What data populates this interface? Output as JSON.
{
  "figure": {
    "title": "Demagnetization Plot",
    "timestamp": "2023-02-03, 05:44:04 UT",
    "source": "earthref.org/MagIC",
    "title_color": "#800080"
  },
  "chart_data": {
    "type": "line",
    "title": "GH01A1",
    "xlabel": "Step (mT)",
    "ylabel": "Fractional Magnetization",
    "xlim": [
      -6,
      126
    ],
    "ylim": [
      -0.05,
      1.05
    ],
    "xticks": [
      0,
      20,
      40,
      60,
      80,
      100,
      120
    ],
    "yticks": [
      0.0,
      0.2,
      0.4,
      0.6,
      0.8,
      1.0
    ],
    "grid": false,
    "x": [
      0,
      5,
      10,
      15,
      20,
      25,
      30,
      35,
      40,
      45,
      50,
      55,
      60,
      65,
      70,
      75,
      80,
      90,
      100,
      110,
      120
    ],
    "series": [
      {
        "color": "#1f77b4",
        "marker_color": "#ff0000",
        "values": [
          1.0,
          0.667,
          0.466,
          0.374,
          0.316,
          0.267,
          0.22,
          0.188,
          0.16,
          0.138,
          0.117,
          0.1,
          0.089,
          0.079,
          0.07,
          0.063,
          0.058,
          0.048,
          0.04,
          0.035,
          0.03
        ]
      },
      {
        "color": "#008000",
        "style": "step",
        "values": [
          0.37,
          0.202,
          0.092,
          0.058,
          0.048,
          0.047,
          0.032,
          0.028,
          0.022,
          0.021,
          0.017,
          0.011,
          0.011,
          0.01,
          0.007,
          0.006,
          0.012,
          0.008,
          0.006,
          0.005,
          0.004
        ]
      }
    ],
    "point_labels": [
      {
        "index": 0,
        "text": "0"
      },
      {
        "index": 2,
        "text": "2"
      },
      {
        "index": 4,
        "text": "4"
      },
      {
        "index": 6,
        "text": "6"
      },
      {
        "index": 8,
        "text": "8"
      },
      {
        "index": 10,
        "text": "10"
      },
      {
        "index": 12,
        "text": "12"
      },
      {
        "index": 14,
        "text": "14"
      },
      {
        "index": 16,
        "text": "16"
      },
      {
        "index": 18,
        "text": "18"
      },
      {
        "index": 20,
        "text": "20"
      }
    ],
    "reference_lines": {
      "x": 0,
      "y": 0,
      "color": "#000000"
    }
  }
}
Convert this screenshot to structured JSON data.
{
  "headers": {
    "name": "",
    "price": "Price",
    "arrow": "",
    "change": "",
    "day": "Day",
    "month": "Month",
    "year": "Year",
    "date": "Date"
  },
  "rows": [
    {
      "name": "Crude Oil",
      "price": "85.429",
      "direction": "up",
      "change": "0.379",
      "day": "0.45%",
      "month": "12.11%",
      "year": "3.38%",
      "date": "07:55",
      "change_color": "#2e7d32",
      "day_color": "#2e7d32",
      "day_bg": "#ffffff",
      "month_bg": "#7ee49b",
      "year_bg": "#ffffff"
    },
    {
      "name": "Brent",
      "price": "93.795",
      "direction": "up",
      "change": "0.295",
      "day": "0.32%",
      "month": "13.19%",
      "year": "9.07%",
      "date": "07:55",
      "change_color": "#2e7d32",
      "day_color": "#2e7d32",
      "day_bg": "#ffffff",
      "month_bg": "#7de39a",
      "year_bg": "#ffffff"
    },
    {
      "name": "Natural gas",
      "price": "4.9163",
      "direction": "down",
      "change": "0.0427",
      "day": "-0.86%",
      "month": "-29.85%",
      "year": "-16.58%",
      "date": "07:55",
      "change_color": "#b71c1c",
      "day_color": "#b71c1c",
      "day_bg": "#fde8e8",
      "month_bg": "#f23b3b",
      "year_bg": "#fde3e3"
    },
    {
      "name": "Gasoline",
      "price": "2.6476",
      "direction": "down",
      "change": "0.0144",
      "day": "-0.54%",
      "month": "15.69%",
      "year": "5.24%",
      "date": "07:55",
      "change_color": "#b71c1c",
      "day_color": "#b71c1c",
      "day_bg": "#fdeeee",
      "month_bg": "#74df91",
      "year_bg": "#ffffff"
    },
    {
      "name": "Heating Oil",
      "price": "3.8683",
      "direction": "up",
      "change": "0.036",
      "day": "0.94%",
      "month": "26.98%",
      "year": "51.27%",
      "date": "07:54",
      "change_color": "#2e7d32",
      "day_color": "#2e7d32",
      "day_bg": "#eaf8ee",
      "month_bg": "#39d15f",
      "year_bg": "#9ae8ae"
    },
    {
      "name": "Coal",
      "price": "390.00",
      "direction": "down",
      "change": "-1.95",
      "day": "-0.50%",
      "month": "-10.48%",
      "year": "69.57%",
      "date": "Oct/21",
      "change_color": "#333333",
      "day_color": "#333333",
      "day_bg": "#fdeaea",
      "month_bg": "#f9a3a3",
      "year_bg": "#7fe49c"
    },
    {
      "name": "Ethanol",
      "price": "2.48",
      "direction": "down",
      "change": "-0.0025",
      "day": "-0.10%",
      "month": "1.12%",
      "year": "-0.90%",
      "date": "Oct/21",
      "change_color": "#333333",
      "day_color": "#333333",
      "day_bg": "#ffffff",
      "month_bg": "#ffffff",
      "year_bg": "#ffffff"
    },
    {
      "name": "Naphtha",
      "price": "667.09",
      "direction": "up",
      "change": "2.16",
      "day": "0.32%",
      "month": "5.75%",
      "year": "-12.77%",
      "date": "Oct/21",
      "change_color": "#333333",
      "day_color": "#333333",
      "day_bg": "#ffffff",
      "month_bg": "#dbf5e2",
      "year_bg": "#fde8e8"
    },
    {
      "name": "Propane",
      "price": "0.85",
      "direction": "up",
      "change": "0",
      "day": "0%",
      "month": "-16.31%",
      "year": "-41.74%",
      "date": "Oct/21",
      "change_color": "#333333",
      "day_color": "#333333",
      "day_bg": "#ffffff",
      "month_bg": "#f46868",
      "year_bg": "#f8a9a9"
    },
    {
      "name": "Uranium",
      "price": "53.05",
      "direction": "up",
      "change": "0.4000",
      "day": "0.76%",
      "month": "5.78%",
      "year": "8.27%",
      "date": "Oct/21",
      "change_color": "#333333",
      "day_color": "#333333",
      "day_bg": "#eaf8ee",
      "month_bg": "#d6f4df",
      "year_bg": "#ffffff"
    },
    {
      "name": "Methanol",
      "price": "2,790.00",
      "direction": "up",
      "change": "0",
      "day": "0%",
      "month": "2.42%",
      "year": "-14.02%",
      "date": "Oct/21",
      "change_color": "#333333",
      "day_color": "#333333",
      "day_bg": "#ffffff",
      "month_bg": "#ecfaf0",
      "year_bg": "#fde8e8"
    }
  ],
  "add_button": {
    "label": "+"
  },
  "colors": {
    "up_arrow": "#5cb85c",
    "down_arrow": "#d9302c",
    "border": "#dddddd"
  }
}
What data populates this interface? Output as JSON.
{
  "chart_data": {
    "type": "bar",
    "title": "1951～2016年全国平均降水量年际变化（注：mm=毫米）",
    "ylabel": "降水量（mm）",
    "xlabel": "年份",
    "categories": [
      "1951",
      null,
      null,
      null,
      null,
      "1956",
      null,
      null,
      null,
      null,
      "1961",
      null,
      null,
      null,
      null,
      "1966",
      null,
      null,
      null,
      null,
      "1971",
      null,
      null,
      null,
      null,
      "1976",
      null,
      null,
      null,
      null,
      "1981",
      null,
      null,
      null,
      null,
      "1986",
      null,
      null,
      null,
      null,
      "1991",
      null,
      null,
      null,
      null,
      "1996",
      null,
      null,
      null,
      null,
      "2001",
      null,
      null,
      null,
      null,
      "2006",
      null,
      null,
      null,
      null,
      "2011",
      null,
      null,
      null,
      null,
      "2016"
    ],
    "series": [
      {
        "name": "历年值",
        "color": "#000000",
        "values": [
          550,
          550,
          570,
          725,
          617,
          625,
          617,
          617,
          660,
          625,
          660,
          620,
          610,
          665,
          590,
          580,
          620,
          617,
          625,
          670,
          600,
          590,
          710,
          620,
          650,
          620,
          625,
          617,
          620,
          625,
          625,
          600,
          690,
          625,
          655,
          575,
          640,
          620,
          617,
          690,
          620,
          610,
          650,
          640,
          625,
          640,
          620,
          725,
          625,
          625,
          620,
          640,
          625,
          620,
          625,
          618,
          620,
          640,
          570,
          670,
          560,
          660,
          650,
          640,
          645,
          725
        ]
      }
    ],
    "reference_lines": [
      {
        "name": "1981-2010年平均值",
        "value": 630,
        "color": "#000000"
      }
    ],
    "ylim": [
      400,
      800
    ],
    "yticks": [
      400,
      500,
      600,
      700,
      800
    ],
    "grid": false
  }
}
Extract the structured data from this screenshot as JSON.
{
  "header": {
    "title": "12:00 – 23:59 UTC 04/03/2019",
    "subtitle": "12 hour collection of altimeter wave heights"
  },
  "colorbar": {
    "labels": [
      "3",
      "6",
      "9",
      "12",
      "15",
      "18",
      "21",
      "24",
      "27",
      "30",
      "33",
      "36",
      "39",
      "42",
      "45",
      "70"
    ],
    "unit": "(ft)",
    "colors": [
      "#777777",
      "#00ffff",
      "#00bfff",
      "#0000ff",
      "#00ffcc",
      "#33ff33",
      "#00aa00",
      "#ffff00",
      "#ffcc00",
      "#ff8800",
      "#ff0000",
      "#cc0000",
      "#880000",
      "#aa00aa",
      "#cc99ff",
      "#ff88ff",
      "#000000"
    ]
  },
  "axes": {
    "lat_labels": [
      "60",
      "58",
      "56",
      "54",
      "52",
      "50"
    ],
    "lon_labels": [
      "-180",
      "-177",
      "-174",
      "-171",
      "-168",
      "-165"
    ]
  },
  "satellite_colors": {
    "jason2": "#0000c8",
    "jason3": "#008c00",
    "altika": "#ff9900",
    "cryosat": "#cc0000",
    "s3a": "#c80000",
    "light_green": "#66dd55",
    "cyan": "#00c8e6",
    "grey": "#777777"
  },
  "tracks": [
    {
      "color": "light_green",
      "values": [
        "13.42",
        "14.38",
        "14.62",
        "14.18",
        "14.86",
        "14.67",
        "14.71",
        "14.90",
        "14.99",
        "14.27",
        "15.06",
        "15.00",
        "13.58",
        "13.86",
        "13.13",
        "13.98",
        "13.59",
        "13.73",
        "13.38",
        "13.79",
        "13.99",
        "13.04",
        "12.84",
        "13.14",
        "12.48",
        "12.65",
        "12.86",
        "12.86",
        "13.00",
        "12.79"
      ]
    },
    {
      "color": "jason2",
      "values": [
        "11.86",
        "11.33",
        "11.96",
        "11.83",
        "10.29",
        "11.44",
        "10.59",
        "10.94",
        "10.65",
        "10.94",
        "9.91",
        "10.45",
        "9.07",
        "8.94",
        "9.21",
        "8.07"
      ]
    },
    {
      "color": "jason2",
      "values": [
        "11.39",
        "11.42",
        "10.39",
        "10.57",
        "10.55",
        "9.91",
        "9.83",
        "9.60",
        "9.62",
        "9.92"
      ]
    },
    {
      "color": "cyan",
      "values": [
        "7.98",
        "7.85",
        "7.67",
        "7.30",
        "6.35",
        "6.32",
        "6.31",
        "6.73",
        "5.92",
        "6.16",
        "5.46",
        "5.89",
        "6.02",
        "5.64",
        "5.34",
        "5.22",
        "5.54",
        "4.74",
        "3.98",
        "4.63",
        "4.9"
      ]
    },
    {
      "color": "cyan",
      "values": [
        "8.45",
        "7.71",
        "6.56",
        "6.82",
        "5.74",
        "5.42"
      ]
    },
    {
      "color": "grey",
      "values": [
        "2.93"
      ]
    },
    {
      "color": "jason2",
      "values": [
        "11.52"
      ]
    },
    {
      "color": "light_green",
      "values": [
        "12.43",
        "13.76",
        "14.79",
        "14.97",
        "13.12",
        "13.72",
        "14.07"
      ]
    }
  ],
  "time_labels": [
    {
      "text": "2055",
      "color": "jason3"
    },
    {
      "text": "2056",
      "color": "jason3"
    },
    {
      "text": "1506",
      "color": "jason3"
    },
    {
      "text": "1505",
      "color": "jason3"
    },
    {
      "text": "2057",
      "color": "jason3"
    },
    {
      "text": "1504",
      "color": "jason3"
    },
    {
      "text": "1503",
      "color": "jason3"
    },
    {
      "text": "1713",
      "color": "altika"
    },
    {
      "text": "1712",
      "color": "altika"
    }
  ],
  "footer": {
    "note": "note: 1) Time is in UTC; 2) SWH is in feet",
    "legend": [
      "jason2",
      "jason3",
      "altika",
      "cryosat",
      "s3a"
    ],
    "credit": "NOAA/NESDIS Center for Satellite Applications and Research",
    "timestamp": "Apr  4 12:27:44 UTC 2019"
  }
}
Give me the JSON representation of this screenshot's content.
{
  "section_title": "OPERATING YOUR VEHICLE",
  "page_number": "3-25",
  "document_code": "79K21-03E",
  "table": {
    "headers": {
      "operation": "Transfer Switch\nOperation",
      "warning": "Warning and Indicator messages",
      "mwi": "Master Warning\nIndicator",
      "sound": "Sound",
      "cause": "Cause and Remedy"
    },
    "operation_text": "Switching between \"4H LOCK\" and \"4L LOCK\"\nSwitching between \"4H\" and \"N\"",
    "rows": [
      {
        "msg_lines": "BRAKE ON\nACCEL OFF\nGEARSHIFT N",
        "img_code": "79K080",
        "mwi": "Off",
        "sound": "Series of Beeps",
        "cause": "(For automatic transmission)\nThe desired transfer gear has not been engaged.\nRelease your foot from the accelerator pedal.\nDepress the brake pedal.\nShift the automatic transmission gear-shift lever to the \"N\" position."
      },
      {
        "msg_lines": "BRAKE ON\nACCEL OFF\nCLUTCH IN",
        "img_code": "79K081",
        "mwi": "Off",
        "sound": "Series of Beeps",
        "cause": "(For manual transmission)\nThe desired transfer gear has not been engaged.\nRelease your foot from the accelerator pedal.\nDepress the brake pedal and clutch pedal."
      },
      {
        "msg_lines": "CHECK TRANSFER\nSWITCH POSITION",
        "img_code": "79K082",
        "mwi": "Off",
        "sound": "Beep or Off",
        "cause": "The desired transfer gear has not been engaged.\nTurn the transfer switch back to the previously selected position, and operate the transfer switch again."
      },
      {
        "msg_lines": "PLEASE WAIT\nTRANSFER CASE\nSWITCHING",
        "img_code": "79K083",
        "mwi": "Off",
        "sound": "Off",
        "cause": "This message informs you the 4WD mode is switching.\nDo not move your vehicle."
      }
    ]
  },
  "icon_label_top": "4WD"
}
····················
■ **Instruction**
Give only the number of lines in the preceding material that contain the string "index".

■ **Right answer**
11